___ Testo della pagina

Ai bei tempi della P2 era una promessa. Mantenuta: oggi, a un passo da Gianni Letta, conta più di un ministro. È il punto di collegamento alto tra lobbisti della P3, uomini della cricca, personaggi della banda larga di Finmeccanica.

Il Fatto quotidiano, 24 luglio 2010

di Gianni Barbacetto

Non troverete il suo nome nelle carte giudiziarie delle tante inchieste in corso sugli scandali di questa caldissima estate 2010. Eppure è il nome che le collega tutte. Non parliamo di responsabilità penali, che son faccende da magistrati. Ma di rapporti, contatti, relazioni. Chi è l'uomo che unisce, a un livello alto, lobbisti della "nuova P2", uomini della "cricca", personaggi della "banda larga" di Finmeccanica? Luigi Bisignani è un punto di convergenza. Certo, definirlo "consulente di palazzo Chigi" è impreciso da un punto di vista formale. E non è bella neppure la battuta che circola a Roma, secondo cui Bisignani è stato nominato da Silvio Berlusconi sottosegretario di Stato per interposta persona (in realtà sulla poltrona di sottosegretario è seduta la sua compagna, Daniela Santanché). Eppure Bisignani è, di sicuro, uomo dalle molteplici relazioni, incrocia mondo imprenditoriale e mondo dell'informazione, controlla tante persone, collega molti ambienti. Ed è ascoltatissimo da Gianni Letta, tanto da essere oggi certamente più influente di un sottosegretario.

______
___ Record forniti

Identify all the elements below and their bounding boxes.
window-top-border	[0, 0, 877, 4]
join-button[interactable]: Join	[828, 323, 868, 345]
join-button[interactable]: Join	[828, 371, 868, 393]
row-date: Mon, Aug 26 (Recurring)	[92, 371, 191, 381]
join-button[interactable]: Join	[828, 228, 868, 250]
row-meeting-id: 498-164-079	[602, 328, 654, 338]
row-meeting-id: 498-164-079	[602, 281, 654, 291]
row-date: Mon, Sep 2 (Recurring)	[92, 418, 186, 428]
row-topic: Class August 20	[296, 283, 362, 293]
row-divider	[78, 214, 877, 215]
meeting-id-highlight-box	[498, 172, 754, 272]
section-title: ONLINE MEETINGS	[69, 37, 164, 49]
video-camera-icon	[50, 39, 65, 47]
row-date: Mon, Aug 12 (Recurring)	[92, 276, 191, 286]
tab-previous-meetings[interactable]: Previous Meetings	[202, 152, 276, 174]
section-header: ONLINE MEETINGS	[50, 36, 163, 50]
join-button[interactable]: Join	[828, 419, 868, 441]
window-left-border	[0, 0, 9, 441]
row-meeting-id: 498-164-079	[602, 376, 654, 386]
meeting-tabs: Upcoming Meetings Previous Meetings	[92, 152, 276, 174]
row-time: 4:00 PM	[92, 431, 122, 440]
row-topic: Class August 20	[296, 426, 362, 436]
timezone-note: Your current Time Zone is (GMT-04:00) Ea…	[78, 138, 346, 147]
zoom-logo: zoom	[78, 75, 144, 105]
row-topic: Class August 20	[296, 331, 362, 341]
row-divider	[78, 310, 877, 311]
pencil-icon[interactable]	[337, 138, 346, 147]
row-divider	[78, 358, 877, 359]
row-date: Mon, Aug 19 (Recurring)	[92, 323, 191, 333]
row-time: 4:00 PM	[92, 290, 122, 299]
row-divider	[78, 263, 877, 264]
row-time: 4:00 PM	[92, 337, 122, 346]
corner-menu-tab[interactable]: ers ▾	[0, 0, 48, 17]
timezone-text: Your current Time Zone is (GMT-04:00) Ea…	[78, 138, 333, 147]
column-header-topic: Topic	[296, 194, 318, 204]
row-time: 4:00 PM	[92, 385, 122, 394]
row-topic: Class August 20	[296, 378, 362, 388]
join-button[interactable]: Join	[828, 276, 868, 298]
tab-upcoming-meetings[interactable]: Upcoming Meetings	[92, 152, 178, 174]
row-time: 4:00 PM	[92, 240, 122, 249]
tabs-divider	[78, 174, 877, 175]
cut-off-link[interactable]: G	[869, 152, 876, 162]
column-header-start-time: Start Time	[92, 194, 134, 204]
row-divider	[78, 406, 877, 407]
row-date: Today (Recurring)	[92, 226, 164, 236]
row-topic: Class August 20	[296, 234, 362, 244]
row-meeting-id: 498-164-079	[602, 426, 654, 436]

______

Esercizi da svolgere:
1. Ricopia alla lettera il passo dell'articolo su Luigi Bisignani che va da "Ai bei tempi" fino a "larga di Finmeccanica." incluso.
2. Indica se ciascuna delle seguenti affermazioni concorda con l'articolo su Luigi Bisignani, rispondendo sì o no e citando esattamente le parole decisive: (a) il nome di Bisignani compare nelle carte giudiziarie delle inchieste in corso; (b) la poltrona di sottosegretario è occupata da Daniela Santanché; (c) Gianni Letta ascolta molto Bisignani.

Soluzioni degli esercizi:
1.
Ai bei tempi della P2 era una promessa. Mantenuta: oggi, a un passo da Gianni Letta, conta più di un ministro. È il punto di collegamento alto tra lobbisti della P3, uomini della cricca, personaggi della banda larga di Finmeccanica.

2.
(a) No: "Non troverete il suo nome nelle carte giudiziarie delle tante inchieste in corso sugli scandali di questa caldissima estate 2010."
(b) Sì: "in realtà sulla poltrona di sottosegretario è seduta la sua compagna, Daniela Santanché"
(c) Sì: "Ed è ascoltatissimo da Gianni Letta"